## START Records for the task
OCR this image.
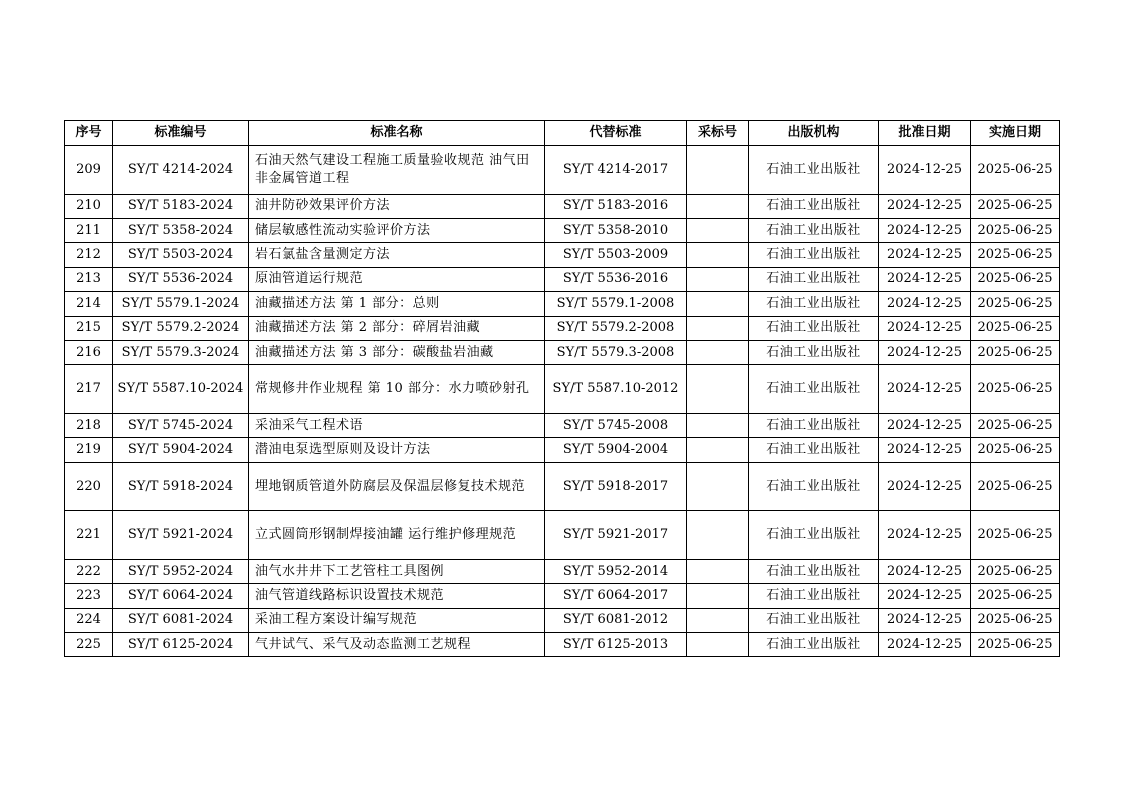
序号	标准编号	标准名称	代替标准	采标号	出版机构	批准日期	实施日期
209	SY/T 4214-2024	石油天然气建设工程施工质量验收规范 油气田非金属管道工程	SY/T 4214-2017		石油工业出版社	2024-12-25	2025-06-25
210	SY/T 5183-2024	油井防砂效果评价方法	SY/T 5183-2016		石油工业出版社	2024-12-25	2025-06-25
211	SY/T 5358-2024	储层敏感性流动实验评价方法	SY/T 5358-2010		石油工业出版社	2024-12-25	2025-06-25
212	SY/T 5503-2024	岩石氯盐含量测定方法	SY/T 5503-2009		石油工业出版社	2024-12-25	2025-06-25
213	SY/T 5536-2024	原油管道运行规范	SY/T 5536-2016		石油工业出版社	2024-12-25	2025-06-25
214	SY/T 5579.1-2024	油藏描述方法 第 1 部分：总则	SY/T 5579.1-2008		石油工业出版社	2024-12-25	2025-06-25
215	SY/T 5579.2-2024	油藏描述方法 第 2 部分：碎屑岩油藏	SY/T 5579.2-2008		石油工业出版社	2024-12-25	2025-06-25
216	SY/T 5579.3-2024	油藏描述方法 第 3 部分：碳酸盐岩油藏	SY/T 5579.3-2008		石油工业出版社	2024-12-25	2025-06-25
217	SY/T 5587.10-2024	常规修井作业规程 第 10 部分：水力喷砂射孔	SY/T 5587.10-2012		石油工业出版社	2024-12-25	2025-06-25
218	SY/T 5745-2024	采油采气工程术语	SY/T 5745-2008		石油工业出版社	2024-12-25	2025-06-25
219	SY/T 5904-2024	潜油电泵选型原则及设计方法	SY/T 5904-2004		石油工业出版社	2024-12-25	2025-06-25
220	SY/T 5918-2024	埋地钢质管道外防腐层及保温层修复技术规范	SY/T 5918-2017		石油工业出版社	2024-12-25	2025-06-25
221	SY/T 5921-2024	立式圆筒形钢制焊接油罐 运行维护修理规范	SY/T 5921-2017		石油工业出版社	2024-12-25	2025-06-25
222	SY/T 5952-2024	油气水井井下工艺管柱工具图例	SY/T 5952-2014		石油工业出版社	2024-12-25	2025-06-25
223	SY/T 6064-2024	油气管道线路标识设置技术规范	SY/T 6064-2017		石油工业出版社	2024-12-25	2025-06-25
224	SY/T 6081-2024	采油工程方案设计编写规范	SY/T 6081-2012		石油工业出版社	2024-12-25	2025-06-25
225	SY/T 6125-2024	气井试气、采气及动态监测工艺规程	SY/T 6125-2013		石油工业出版社	2024-12-25	2025-06-25
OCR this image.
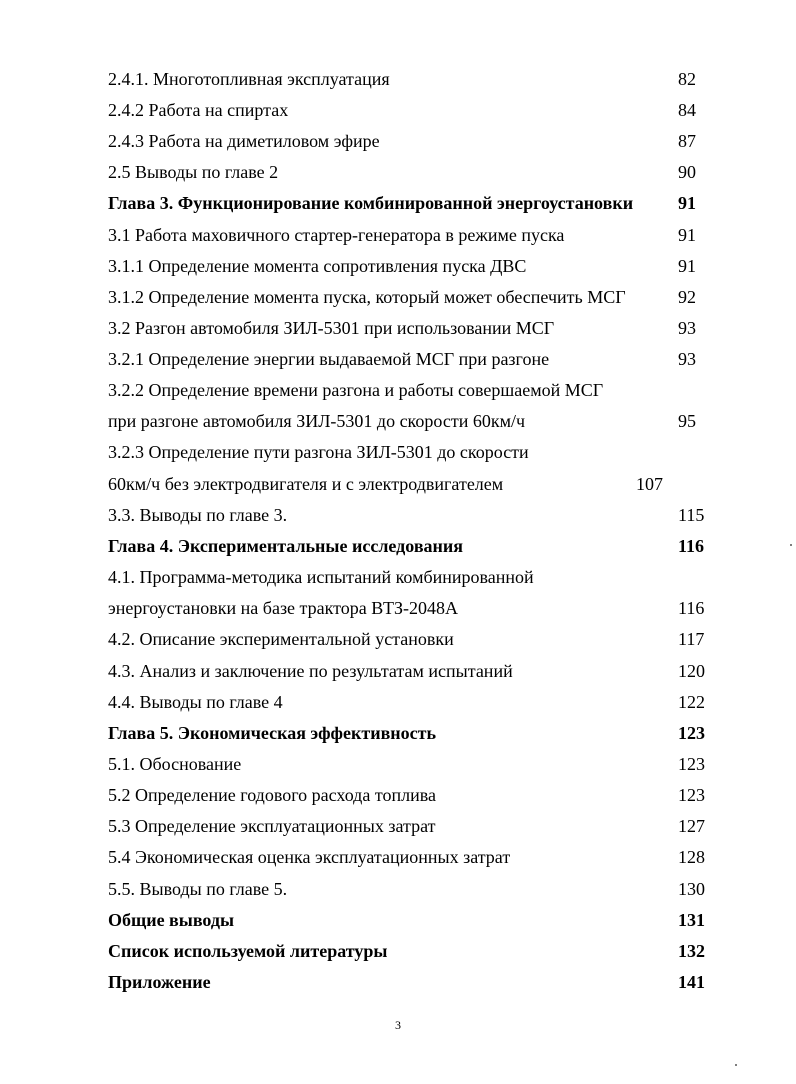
2.4.1. Многотопливная эксплуатация	82
2.4.2 Работа на спиртах	84
2.4.3 Работа на диметиловом эфире	87
2.5 Выводы по главе 2	90
Глава 3. Функционирование комбинированной энергоустановки 91
3.1 Работа маховичного стартер-генератора в режиме пуска	91
3.1.1 Определение момента сопротивления пуска ДВС	91
3.1.2 Определение момента пуска, который может обеспечить МСГ	92
3.2 Разгон автомобиля ЗИЛ-5301 при использовании МСГ	93
3.2.1 Определение энергии выдаваемой МСГ при разгоне	93
3.2.2 Определение времени разгона и работы совершаемой МСГ
при разгоне автомобиля ЗИЛ-5301 до скорости 60км/ч	95
3.2.3 Определение пути разгона ЗИЛ-5301 до скорости
60км/ч без электродвигателя и с электродвигателем	107
3.3. Выводы по главе 3.	115
Глава 4. Экспериментальные исследования	116
4.1. Программа-методика испытаний комбинированной
энергоустановки на базе трактора ВТЗ-2048А	116
4.2. Описание экспериментальной установки	117
4.3. Анализ и заключение по результатам испытаний	120
4.4. Выводы по главе 4	122
Глава 5. Экономическая эффективность	123
5.1. Обоснование	123
5.2 Определение годового расхода топлива	123
5.3 Определение эксплуатационных затрат	127
5.4 Экономическая оценка эксплуатационных затрат	128
5.5. Выводы по главе 5.	130
Общие выводы	131
Список используемой литературы	132
Приложение	141
3
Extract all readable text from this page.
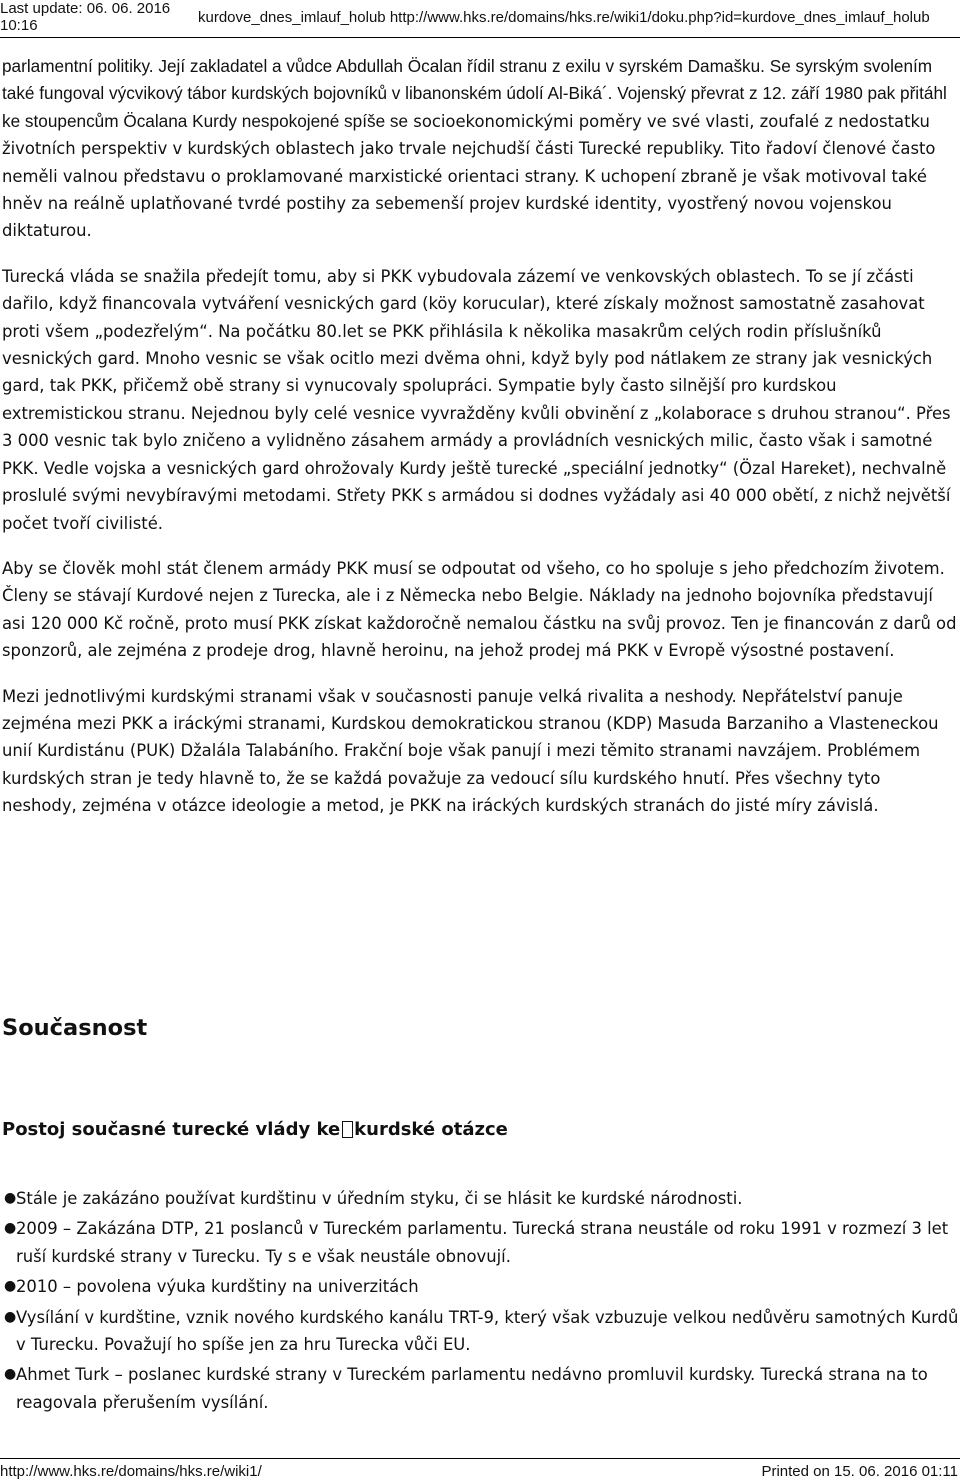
Last update: 06. 06. 2016
10:16	kurdove_dnes_imlauf_holub http://www.hks.re/domains/hks.re/wiki1/doku.php?id=kurdove_dnes_imlauf_holub

parlamentní politiky. Její zakladatel a vůdce Abdullah Öcalan řídil stranu z exilu v syrském Damašku. Se syrským svolením také fungoval výcvikový tábor kurdských bojovníků v libanonském údolí Al-Biká´. Vojenský převrat z 12. září 1980 pak přitáhl ke stoupencům Öcalana Kurdy nespokojené spíše se socioekonomickými poměry ve své vlasti, zoufalé z nedostatku životních perspektiv v kurdských oblastech jako trvale nejchudší části Turecké republiky. Tito řadoví členové často neměli valnou představu o proklamované marxistické orientaci strany. K uchopení zbraně je však motivoval také hněv na reálně uplatňované tvrdé postihy za sebemenší projev kurdské identity, vyostřený novou vojenskou diktaturou.

Turecká vláda se snažila předejít tomu, aby si PKK vybudovala zázemí ve venkovských oblastech. To se jí zčásti dařilo, když financovala vytváření vesnických gard (köy korucular), které získaly možnost samostatně zasahovat proti všem „podezřelým“. Na počátku 80.let se PKK přihlásila k několika masakrům celých rodin příslušníků vesnických gard. Mnoho vesnic se však ocitlo mezi dvěma ohni, když byly pod nátlakem ze strany jak vesnických gard, tak PKK, přičemž obě strany si vynucovaly spolupráci. Sympatie byly často silnější pro kurdskou extremistickou stranu. Nejednou byly celé vesnice vyvražděny kvůli obvinění z „kolaborace s druhou stranou“. Přes 3 000 vesnic tak bylo zničeno a vylidněno zásahem armády a provládních vesnických milic, často však i samotné PKK. Vedle vojska a vesnických gard ohrožovaly Kurdy ještě turecké „speciální jednotky“ (Özal Hareket), nechvalně proslulé svými nevybíravými metodami. Střety PKK s armádou si dodnes vyžádaly asi 40 000 obětí, z nichž největší počet tvoří civilisté.

Aby se člověk mohl stát členem armády PKK musí se odpoutat od všeho, co ho spoluje s jeho předchozím životem. Členy se stávají Kurdové nejen z Turecka, ale i z Německa nebo Belgie. Náklady na jednoho bojovníka představují asi 120 000 Kč ročně, proto musí PKK získat každoročně nemalou částku na svůj provoz. Ten je financován z darů od sponzorů, ale zejména z prodeje drog, hlavně heroinu, na jehož prodej má PKK v Evropě výsostné postavení.

Mezi jednotlivými kurdskými stranami však v současnosti panuje velká rivalita a neshody. Nepřátelství panuje zejména mezi PKK a iráckými stranami, Kurdskou demokratickou stranou (KDP) Masuda Barzaniho a Vlasteneckou unií Kurdistánu (PUK) Džalála Talabáního. Frakční boje však panují i mezi těmito stranami navzájem. Problémem kurdských stran je tedy hlavně to, že se každá považuje za vedoucí sílu kurdského hnutí. Přes všechny tyto neshody, zejména v otázce ideologie a metod, je PKK na iráckých kurdských stranách do jisté míry závislá.

Současnost
Postoj současné turecké vlády ke kurdské otázce
● Stále je zakázáno používat kurdštinu v úředním styku, či se hlásit ke kurdské národnosti.
● 2009 – Zakázána DTP, 21 poslanců v Tureckém parlamentu. Turecká strana neustále od roku 1991 v rozmezí 3 let ruší kurdské strany v Turecku. Ty s e však neustále obnovují.
● 2010 – povolena výuka kurdštiny na univerzitách
● Vysílání v kurdštine, vznik nového kurdského kanálu TRT-9, který však vzbuzuje velkou nedůvěru samotných Kurdů v Turecku. Považují ho spíše jen za hru Turecka vůči EU.
● Ahmet Turk – poslanec kurdské strany v Tureckém parlamentu nedávno promluvil kurdsky. Turecká strana na to reagovala přerušením vysílání.
http://www.hks.re/domains/hks.re/wiki1/	Printed on 15. 06. 2016 01:11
## END Records for the task
▶ [Your instructions]: Go over the data above and copy every line that has the word "комбинированной" in it.

▶ [Task output]:
Глава 3. Функционирование комбинированной энергоустановки 91
4.1. Программа-методика испытаний комбинированной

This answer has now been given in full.